▶ **Written exercise**: Write out every record in full, exactly as written, please.

Stored data entries
########
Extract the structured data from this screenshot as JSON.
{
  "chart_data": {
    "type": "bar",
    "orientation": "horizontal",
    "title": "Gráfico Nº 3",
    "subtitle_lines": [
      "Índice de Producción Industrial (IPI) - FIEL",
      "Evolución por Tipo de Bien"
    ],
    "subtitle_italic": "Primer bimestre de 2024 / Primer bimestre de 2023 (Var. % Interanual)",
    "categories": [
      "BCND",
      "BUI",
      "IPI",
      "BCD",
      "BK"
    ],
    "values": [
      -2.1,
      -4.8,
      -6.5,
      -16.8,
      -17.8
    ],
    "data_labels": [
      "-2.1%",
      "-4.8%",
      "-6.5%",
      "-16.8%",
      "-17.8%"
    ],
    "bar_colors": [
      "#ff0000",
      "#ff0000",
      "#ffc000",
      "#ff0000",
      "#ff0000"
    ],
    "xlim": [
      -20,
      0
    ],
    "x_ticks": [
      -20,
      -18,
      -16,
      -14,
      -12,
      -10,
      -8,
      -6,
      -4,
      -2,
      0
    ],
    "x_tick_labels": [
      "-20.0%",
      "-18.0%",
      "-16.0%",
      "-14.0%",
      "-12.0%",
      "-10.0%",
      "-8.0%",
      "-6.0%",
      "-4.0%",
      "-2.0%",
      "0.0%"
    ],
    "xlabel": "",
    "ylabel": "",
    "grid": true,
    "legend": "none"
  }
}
########
▶ **Solution below**:
Extract the structured data from this screenshot as JSON.
{
  "chart_data": {
    "type": "bar",
    "orientation": "horizontal",
    "title": "Gráfico Nº 3",
    "subtitle_lines": [
      "Índice de Producción Industrial (IPI) - FIEL",
      "Evolución por Tipo de Bien"
    ],
    "subtitle_italic": "Primer bimestre de 2024 / Primer bimestre de 2023 (Var. % Interanual)",
    "categories": [
      "BCND",
      "BUI",
      "IPI",
      "BCD",
      "BK"
    ],
    "values": [
      -2.1,
      -4.8,
      -6.5,
      -16.8,
      -17.8
    ],
    "data_labels": [
      "-2.1%",
      "-4.8%",
      "-6.5%",
      "-16.8%",
      "-17.8%"
    ],
    "bar_colors": [
      "#ff0000",
      "#ff0000",
      "#ffc000",
      "#ff0000",
      "#ff0000"
    ],
    "xlim": [
      -20,
      0
    ],
    "x_ticks": [
      -20,
      -18,
      -16,
      -14,
      -12,
      -10,
      -8,
      -6,
      -4,
      -2,
      0
    ],
    "x_tick_labels": [
      "-20.0%",
      "-18.0%",
      "-16.0%",
      "-14.0%",
      "-12.0%",
      "-10.0%",
      "-8.0%",
      "-6.0%",
      "-4.0%",
      "-2.0%",
      "0.0%"
    ],
    "xlabel": "",
    "ylabel": "",
    "grid": true,
    "legend": "none"
  }
}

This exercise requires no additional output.